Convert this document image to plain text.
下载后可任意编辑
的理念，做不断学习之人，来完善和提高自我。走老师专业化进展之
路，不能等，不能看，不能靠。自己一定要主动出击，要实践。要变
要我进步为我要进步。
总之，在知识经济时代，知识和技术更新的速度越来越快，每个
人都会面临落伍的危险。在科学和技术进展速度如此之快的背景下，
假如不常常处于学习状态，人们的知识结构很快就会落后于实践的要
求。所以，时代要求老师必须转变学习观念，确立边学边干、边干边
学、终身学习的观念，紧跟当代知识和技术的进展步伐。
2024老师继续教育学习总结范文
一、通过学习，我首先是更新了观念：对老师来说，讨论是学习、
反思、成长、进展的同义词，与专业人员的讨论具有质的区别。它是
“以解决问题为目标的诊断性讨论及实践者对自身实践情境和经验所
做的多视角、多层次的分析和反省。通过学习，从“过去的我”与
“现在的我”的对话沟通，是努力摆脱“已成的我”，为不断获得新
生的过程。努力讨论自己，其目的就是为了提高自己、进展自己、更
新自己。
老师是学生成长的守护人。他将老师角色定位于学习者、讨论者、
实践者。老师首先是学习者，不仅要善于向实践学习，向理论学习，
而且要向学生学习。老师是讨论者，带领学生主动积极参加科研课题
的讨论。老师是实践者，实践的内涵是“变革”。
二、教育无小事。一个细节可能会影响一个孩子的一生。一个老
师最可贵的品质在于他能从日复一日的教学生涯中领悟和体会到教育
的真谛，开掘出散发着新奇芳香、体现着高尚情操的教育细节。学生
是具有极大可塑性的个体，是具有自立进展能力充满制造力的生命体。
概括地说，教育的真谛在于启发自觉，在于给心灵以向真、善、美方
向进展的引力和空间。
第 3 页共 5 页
---
* _The problem_: Scan the records above for the string "通过学习", then report every line that contains it.

* _Output_:
一、通过学习，我首先是更新了观念：对老师来说，讨论是学习、
做的多视角、多层次的分析和反省。通过学习，从“过去的我”与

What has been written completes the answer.